**Task objective**
Lines before the one containing "Give me the" are excluded; print that line and every line after it through the end of the material below, exactly.

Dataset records
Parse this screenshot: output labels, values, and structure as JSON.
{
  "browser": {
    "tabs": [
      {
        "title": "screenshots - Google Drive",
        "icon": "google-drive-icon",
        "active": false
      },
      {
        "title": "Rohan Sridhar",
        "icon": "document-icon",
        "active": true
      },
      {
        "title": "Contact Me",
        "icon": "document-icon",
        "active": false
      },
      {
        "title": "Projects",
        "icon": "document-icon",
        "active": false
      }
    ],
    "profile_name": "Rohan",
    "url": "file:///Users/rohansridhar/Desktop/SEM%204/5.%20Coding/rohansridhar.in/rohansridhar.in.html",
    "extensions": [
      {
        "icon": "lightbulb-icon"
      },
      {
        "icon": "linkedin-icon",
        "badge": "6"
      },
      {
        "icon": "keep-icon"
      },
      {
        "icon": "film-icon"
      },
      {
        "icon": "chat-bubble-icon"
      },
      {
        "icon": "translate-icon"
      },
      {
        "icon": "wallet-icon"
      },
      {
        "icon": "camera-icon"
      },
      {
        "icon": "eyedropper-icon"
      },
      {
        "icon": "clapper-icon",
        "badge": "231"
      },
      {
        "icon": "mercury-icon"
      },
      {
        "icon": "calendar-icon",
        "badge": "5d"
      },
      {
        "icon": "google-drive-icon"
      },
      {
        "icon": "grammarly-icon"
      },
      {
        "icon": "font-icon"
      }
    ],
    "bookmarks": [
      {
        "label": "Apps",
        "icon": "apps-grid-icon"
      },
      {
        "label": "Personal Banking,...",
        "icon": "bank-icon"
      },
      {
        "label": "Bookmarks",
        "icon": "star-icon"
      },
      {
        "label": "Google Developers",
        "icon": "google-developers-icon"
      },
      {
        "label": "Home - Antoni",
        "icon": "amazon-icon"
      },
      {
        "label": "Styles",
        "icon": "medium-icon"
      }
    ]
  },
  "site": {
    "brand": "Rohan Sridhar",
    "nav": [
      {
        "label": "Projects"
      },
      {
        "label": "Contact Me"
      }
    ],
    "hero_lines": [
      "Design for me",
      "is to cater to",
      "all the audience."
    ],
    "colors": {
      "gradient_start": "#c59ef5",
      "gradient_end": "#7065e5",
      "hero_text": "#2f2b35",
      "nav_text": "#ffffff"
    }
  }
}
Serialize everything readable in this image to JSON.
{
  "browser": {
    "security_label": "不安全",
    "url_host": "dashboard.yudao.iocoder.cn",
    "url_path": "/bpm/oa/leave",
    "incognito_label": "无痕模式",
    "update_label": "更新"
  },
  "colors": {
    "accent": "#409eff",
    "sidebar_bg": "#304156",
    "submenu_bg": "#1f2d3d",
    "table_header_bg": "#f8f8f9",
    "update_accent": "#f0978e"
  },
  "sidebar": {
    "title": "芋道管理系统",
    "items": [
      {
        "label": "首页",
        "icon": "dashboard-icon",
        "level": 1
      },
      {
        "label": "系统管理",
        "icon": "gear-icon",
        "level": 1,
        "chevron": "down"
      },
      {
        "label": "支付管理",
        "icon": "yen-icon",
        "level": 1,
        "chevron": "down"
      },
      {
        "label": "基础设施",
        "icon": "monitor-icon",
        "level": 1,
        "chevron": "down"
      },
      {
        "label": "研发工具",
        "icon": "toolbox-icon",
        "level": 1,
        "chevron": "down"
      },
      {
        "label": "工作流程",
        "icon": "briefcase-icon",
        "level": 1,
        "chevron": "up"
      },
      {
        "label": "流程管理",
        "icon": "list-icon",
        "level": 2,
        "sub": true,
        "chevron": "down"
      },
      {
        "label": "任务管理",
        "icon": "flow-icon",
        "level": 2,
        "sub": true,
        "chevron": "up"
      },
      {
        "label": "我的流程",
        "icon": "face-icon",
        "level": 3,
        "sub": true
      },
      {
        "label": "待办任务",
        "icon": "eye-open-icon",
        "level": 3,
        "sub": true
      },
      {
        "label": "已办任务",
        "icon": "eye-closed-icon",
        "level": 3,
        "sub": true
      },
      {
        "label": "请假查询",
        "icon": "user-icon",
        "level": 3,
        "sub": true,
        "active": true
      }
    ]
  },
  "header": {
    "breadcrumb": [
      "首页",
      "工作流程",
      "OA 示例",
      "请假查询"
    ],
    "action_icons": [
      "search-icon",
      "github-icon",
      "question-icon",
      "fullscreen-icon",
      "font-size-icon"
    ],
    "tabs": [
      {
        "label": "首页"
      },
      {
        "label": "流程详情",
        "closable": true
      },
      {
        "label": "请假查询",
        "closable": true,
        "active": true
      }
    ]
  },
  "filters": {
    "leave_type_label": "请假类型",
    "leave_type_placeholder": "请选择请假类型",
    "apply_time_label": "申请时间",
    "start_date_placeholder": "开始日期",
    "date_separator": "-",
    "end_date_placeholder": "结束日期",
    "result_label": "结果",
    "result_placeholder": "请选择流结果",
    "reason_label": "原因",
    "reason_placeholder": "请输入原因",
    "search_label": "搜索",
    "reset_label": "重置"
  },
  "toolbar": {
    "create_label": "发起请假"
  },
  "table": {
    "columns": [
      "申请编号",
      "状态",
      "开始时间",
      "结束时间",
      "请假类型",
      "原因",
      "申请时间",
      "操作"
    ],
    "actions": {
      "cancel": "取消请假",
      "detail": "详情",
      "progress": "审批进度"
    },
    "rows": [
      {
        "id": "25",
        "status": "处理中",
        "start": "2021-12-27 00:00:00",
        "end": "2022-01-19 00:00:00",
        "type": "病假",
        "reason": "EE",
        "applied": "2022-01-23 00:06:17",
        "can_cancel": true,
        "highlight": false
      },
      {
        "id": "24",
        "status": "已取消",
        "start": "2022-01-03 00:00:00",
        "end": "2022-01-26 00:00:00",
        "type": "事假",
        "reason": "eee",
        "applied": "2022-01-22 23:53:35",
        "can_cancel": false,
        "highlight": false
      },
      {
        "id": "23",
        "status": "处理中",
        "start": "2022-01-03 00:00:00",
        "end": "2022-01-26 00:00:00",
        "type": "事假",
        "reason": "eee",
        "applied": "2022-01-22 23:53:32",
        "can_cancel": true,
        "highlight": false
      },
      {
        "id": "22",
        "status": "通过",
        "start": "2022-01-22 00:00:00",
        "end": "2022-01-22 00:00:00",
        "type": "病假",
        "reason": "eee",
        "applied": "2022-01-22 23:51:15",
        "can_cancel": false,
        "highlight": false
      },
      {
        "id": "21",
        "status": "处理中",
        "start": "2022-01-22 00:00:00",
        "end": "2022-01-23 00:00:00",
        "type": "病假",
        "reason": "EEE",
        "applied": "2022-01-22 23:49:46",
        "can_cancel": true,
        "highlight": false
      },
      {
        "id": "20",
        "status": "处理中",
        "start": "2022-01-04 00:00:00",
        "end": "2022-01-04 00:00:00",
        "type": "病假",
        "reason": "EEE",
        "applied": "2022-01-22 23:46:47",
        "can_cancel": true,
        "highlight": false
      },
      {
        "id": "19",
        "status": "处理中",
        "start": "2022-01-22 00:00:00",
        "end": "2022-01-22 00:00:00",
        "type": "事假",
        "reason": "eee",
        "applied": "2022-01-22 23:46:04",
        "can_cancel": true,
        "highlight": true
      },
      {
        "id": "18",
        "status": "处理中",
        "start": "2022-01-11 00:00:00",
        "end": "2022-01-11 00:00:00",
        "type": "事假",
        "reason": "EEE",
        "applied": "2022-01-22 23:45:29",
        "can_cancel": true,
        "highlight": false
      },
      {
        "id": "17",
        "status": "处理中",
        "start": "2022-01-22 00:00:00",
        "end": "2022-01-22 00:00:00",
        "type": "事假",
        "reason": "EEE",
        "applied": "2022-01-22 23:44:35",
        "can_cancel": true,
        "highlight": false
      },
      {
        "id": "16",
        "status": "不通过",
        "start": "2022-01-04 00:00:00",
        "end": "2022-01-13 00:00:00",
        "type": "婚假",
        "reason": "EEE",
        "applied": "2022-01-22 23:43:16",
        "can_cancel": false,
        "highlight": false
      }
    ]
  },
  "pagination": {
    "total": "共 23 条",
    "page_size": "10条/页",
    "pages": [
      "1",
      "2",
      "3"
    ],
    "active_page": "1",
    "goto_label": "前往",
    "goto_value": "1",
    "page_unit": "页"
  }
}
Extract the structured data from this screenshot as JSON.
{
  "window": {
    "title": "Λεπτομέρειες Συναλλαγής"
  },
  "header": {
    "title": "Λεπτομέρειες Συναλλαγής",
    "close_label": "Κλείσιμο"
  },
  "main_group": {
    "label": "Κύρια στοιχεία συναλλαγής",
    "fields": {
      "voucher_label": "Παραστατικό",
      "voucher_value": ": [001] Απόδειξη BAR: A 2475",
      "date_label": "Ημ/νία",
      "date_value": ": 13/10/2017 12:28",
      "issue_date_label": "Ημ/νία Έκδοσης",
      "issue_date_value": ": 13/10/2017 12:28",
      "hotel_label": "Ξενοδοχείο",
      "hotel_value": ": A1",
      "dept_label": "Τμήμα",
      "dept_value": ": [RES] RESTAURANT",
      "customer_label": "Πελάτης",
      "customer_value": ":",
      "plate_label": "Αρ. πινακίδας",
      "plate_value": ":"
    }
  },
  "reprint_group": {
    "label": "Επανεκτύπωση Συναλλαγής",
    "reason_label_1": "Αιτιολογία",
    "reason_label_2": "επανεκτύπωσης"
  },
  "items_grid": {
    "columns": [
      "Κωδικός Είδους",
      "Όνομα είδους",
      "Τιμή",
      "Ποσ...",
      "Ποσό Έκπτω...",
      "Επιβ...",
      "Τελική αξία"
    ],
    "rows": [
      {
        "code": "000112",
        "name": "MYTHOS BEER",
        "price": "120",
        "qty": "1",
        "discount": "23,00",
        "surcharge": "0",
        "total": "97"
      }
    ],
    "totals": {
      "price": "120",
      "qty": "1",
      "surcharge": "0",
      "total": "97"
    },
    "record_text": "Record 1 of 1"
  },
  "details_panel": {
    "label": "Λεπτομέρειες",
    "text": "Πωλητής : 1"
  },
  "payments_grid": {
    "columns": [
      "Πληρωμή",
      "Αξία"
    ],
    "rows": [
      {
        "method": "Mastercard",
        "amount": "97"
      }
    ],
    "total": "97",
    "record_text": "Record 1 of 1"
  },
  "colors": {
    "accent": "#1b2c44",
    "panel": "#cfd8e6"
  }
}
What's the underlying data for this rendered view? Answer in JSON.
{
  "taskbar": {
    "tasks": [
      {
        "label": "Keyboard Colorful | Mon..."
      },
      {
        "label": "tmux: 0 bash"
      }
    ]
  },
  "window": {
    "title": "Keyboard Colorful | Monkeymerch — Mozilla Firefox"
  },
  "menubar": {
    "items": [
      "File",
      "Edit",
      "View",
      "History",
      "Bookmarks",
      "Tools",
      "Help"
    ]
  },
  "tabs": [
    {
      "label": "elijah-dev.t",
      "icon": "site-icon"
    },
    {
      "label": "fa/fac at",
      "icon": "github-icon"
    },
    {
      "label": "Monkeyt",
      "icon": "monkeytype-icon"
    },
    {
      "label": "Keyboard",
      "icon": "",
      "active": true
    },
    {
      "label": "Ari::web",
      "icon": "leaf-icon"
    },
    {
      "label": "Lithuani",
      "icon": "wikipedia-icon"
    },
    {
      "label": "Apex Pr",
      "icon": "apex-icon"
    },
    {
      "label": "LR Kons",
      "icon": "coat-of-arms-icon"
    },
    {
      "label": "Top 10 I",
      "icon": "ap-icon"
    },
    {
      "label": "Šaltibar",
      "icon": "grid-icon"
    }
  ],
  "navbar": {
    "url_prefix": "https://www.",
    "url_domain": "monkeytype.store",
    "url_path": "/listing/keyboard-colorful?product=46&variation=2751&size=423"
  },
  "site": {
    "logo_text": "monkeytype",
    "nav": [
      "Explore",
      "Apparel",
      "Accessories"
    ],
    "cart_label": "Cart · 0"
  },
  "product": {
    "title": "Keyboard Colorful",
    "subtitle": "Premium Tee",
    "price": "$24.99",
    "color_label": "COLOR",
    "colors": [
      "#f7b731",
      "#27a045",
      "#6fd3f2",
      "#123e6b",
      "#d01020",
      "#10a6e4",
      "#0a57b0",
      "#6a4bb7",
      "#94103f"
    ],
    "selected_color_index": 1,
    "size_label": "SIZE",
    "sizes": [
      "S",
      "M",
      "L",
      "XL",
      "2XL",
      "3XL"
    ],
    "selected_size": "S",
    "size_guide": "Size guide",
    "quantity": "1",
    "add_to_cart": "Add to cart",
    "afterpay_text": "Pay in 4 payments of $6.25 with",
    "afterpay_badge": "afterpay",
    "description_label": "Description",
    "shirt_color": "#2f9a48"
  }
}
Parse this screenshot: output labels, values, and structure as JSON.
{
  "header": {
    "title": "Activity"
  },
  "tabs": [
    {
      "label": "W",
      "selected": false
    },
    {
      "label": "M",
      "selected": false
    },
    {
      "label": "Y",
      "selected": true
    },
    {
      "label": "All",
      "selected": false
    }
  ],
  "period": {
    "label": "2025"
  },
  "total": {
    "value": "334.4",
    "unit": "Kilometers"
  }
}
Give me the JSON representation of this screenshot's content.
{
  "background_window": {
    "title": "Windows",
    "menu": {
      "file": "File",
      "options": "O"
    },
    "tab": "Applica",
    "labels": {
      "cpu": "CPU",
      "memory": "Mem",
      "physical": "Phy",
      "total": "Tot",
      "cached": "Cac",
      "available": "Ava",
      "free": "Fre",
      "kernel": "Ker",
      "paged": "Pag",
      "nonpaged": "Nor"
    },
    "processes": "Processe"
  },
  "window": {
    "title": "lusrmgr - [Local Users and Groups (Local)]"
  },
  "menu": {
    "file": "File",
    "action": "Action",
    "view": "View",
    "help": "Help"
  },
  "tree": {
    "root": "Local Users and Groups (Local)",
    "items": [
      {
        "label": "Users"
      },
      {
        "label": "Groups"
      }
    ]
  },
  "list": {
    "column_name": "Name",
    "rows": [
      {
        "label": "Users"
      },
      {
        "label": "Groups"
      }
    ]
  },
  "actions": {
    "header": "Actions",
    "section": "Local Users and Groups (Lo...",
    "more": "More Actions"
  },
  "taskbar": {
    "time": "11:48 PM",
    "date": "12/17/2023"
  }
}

**Output of the task**
Give me the JSON representation of this screenshot's content.
{
  "background_window": {
    "title": "Windows",
    "menu": {
      "file": "File",
      "options": "O"
    },
    "tab": "Applica",
    "labels": {
      "cpu": "CPU",
      "memory": "Mem",
      "physical": "Phy",
      "total": "Tot",
      "cached": "Cac",
      "available": "Ava",
      "free": "Fre",
      "kernel": "Ker",
      "paged": "Pag",
      "nonpaged": "Nor"
    },
    "processes": "Processe"
  },
  "window": {
    "title": "lusrmgr - [Local Users and Groups (Local)]"
  },
  "menu": {
    "file": "File",
    "action": "Action",
    "view": "View",
    "help": "Help"
  },
  "tree": {
    "root": "Local Users and Groups (Local)",
    "items": [
      {
        "label": "Users"
      },
      {
        "label": "Groups"
      }
    ]
  },
  "list": {
    "column_name": "Name",
    "rows": [
      {
        "label": "Users"
      },
      {
        "label": "Groups"
      }
    ]
  },
  "actions": {
    "header": "Actions",
    "section": "Local Users and Groups (Lo...",
    "more": "More Actions"
  },
  "taskbar": {
    "time": "11:48 PM",
    "date": "12/17/2023"
  }
}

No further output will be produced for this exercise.